━━ Recorded data ━━

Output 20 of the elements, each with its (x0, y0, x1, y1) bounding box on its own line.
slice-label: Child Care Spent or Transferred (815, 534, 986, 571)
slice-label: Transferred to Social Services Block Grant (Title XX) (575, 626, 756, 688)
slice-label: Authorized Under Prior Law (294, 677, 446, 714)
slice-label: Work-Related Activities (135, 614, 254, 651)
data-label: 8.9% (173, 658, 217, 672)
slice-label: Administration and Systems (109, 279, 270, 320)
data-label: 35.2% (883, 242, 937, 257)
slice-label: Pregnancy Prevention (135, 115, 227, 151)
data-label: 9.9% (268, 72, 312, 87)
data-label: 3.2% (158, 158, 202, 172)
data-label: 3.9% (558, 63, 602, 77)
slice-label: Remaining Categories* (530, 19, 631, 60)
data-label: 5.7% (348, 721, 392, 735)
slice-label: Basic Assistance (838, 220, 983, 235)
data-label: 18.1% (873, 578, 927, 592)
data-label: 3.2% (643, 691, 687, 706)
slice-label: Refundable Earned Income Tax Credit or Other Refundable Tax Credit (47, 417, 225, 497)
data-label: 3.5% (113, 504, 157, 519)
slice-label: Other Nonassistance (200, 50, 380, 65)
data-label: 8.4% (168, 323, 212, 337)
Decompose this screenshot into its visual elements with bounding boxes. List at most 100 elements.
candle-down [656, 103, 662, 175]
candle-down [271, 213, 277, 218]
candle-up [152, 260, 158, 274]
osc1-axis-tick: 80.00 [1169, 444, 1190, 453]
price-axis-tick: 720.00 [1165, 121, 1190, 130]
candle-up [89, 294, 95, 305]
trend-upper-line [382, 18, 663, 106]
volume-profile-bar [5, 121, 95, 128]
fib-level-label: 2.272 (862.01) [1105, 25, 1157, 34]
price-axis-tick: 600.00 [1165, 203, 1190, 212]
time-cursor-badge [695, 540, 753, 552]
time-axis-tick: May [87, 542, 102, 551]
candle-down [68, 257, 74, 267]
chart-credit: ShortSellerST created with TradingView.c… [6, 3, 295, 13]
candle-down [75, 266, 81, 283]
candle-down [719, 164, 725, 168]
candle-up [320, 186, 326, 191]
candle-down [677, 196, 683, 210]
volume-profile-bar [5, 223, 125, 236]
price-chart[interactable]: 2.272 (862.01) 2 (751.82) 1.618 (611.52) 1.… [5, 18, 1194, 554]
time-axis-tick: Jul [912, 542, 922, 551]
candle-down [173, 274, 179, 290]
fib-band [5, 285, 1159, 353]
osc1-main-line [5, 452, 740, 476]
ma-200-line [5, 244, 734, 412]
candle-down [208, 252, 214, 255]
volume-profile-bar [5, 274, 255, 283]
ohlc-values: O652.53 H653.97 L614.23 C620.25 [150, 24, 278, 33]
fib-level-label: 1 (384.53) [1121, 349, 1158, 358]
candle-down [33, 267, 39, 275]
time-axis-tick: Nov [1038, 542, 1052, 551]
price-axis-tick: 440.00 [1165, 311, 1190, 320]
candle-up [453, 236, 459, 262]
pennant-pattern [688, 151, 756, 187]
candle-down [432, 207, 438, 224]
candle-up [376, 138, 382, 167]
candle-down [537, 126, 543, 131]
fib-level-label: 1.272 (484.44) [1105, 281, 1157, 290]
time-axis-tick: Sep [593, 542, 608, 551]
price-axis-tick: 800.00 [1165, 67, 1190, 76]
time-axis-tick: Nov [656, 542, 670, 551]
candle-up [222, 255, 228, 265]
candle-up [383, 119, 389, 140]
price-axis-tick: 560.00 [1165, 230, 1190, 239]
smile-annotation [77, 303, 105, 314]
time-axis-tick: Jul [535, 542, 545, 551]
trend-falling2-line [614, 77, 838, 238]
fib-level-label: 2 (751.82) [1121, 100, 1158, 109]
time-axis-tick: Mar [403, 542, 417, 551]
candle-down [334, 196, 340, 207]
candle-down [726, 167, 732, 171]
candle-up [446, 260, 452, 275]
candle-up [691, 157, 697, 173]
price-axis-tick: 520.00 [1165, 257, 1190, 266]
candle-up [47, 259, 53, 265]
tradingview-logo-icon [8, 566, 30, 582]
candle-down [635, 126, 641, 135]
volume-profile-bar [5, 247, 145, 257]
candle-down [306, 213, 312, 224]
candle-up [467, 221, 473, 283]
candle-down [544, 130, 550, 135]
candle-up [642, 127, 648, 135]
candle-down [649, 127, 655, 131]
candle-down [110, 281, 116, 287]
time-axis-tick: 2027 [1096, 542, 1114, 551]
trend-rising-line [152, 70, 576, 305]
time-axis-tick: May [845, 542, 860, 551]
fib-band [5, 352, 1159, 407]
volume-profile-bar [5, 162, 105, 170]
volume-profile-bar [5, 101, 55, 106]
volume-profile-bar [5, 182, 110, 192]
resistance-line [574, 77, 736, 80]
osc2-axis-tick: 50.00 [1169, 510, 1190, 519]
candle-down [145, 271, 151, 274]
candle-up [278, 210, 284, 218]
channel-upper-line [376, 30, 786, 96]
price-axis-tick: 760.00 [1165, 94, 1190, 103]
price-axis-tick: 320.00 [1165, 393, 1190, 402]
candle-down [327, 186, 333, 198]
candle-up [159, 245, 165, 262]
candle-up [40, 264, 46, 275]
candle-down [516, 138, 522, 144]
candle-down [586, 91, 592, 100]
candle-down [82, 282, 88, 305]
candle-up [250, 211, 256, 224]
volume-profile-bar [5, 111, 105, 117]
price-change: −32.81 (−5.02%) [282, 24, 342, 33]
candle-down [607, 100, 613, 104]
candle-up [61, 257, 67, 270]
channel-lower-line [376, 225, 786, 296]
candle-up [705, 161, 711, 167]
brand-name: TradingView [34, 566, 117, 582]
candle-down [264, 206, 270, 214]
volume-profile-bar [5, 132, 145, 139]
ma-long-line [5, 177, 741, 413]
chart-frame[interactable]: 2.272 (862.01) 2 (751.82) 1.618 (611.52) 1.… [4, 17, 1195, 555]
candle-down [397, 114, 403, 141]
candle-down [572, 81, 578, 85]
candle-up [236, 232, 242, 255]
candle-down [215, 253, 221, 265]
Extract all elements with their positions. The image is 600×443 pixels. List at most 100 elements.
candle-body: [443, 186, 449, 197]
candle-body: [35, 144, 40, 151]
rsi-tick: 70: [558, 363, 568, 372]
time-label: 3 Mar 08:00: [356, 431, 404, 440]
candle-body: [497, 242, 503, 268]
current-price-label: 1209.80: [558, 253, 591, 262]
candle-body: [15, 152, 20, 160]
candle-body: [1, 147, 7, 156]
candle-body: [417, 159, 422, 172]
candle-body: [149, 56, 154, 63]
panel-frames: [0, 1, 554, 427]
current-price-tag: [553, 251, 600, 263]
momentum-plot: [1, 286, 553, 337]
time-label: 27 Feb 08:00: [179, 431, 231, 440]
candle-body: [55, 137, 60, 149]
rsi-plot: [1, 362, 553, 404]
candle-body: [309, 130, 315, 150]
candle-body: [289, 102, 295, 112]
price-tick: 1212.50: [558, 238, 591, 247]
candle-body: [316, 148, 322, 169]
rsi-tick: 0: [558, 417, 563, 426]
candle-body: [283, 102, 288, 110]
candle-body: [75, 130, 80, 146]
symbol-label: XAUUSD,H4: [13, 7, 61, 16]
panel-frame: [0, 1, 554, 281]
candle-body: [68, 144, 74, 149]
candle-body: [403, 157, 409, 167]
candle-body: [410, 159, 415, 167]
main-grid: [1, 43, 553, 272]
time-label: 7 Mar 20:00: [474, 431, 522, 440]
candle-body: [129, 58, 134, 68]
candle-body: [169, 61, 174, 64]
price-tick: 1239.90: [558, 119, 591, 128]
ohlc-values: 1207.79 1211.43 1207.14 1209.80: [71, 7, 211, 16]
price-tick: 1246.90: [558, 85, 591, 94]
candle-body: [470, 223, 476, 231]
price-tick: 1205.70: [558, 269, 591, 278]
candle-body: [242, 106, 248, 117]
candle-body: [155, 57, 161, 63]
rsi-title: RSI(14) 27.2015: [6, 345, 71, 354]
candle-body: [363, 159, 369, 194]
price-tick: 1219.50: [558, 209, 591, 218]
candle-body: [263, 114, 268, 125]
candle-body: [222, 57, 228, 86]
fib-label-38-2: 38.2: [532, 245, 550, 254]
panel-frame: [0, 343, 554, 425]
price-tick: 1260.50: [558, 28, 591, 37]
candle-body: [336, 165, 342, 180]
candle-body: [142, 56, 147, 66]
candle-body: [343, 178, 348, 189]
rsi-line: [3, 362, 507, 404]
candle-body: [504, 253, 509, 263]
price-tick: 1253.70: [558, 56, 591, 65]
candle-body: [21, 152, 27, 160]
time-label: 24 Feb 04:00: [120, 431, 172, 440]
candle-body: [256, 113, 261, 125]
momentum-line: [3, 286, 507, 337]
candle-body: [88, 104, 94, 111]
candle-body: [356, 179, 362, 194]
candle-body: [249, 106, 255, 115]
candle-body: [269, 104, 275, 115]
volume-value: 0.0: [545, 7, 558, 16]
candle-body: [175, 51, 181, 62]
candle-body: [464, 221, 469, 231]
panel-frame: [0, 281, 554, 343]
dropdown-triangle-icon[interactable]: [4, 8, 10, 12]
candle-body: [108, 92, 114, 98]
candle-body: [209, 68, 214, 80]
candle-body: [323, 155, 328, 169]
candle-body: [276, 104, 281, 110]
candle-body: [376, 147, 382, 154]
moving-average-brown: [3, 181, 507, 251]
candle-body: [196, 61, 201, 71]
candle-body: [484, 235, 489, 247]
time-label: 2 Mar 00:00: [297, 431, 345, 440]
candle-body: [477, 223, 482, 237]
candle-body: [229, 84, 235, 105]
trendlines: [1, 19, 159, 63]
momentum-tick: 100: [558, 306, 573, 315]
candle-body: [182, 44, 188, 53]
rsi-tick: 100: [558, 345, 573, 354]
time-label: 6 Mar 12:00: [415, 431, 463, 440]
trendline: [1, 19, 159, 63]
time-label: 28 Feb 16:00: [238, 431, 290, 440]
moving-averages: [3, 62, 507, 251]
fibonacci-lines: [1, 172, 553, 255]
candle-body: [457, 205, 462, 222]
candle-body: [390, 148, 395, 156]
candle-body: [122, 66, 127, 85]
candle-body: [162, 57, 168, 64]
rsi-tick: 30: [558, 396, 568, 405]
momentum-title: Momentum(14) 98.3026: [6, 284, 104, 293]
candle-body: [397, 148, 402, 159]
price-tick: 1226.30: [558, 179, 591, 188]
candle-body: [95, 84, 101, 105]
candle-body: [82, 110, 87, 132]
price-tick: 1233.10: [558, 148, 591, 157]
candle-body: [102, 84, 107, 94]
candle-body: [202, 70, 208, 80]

━━━

Prompt: Turn the items above into a numbered list, from their beginning through the line that contains "slice-label: Administration and", leaving out any blank lines.

Task answer:
1. Output 20 of the elements, each with its (x0, y0, x1, y1) bounding box on its own line.
2. slice-label: Child Care Spent or Transferred (815, 534, 986, 571)
3. slice-label: Transferred to Social Services Block Grant (Title XX) (575, 626, 756, 688)
4. slice-label: Authorized Under Prior Law (294, 677, 446, 714)
5. slice-label: Work-Related Activities (135, 614, 254, 651)
6. data-label: 8.9% (173, 658, 217, 672)
7. slice-label: Administration and Systems (109, 279, 270, 320)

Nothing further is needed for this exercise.